Dataset records
★ ★ ★ ★ ★

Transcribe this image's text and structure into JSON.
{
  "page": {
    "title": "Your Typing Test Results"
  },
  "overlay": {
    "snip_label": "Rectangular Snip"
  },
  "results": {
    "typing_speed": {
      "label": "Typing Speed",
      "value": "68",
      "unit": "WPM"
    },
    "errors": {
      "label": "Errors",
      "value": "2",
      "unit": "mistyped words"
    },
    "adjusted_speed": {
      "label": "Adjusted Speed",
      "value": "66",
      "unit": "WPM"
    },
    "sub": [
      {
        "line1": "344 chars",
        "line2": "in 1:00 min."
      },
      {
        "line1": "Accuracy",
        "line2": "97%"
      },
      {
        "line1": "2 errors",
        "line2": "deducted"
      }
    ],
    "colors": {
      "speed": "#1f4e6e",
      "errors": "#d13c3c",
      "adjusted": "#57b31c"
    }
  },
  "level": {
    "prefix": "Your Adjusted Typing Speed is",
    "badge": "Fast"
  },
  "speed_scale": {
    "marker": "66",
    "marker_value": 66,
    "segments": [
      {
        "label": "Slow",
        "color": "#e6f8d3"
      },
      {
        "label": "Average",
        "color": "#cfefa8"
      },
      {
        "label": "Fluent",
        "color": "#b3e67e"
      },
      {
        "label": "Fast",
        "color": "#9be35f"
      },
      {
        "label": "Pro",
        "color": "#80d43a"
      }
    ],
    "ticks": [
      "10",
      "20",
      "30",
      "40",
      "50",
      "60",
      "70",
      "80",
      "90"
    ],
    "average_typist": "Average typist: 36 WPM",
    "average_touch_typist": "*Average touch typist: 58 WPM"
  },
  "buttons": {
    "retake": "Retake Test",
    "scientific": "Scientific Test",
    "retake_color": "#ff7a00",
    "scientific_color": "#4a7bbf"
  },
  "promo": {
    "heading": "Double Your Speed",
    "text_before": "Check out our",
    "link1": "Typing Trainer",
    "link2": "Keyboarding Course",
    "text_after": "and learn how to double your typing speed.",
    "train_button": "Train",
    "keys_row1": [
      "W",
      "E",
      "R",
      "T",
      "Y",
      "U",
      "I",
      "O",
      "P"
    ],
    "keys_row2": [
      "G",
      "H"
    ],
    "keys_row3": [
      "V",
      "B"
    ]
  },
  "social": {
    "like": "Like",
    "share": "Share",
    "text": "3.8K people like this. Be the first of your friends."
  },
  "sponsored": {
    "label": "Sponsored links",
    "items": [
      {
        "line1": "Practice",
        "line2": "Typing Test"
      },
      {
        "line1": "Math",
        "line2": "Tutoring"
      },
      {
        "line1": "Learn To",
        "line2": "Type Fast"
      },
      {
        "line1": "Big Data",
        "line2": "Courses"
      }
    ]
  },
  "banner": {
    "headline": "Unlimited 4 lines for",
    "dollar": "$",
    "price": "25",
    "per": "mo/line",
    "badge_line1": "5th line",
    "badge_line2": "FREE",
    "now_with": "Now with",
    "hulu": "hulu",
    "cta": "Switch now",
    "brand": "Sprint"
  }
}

★ ★ ★ ★ ★

### What to do
Faithfully copy every entry, leaving nothing out.

### Finished task
Transcribe this image's text and structure into JSON.
{
  "page": {
    "title": "Your Typing Test Results"
  },
  "overlay": {
    "snip_label": "Rectangular Snip"
  },
  "results": {
    "typing_speed": {
      "label": "Typing Speed",
      "value": "68",
      "unit": "WPM"
    },
    "errors": {
      "label": "Errors",
      "value": "2",
      "unit": "mistyped words"
    },
    "adjusted_speed": {
      "label": "Adjusted Speed",
      "value": "66",
      "unit": "WPM"
    },
    "sub": [
      {
        "line1": "344 chars",
        "line2": "in 1:00 min."
      },
      {
        "line1": "Accuracy",
        "line2": "97%"
      },
      {
        "line1": "2 errors",
        "line2": "deducted"
      }
    ],
    "colors": {
      "speed": "#1f4e6e",
      "errors": "#d13c3c",
      "adjusted": "#57b31c"
    }
  },
  "level": {
    "prefix": "Your Adjusted Typing Speed is",
    "badge": "Fast"
  },
  "speed_scale": {
    "marker": "66",
    "marker_value": 66,
    "segments": [
      {
        "label": "Slow",
        "color": "#e6f8d3"
      },
      {
        "label": "Average",
        "color": "#cfefa8"
      },
      {
        "label": "Fluent",
        "color": "#b3e67e"
      },
      {
        "label": "Fast",
        "color": "#9be35f"
      },
      {
        "label": "Pro",
        "color": "#80d43a"
      }
    ],
    "ticks": [
      "10",
      "20",
      "30",
      "40",
      "50",
      "60",
      "70",
      "80",
      "90"
    ],
    "average_typist": "Average typist: 36 WPM",
    "average_touch_typist": "*Average touch typist: 58 WPM"
  },
  "buttons": {
    "retake": "Retake Test",
    "scientific": "Scientific Test",
    "retake_color": "#ff7a00",
    "scientific_color": "#4a7bbf"
  },
  "promo": {
    "heading": "Double Your Speed",
    "text_before": "Check out our",
    "link1": "Typing Trainer",
    "link2": "Keyboarding Course",
    "text_after": "and learn how to double your typing speed.",
    "train_button": "Train",
    "keys_row1": [
      "W",
      "E",
      "R",
      "T",
      "Y",
      "U",
      "I",
      "O",
      "P"
    ],
    "keys_row2": [
      "G",
      "H"
    ],
    "keys_row3": [
      "V",
      "B"
    ]
  },
  "social": {
    "like": "Like",
    "share": "Share",
    "text": "3.8K people like this. Be the first of your friends."
  },
  "sponsored": {
    "label": "Sponsored links",
    "items": [
      {
        "line1": "Practice",
        "line2": "Typing Test"
      },
      {
        "line1": "Math",
        "line2": "Tutoring"
      },
      {
        "line1": "Learn To",
        "line2": "Type Fast"
      },
      {
        "line1": "Big Data",
        "line2": "Courses"
      }
    ]
  },
  "banner": {
    "headline": "Unlimited 4 lines for",
    "dollar": "$",
    "price": "25",
    "per": "mo/line",
    "badge_line1": "5th line",
    "badge_line2": "FREE",
    "now_with": "Now with",
    "hulu": "hulu",
    "cta": "Switch now",
    "brand": "Sprint"
  }
}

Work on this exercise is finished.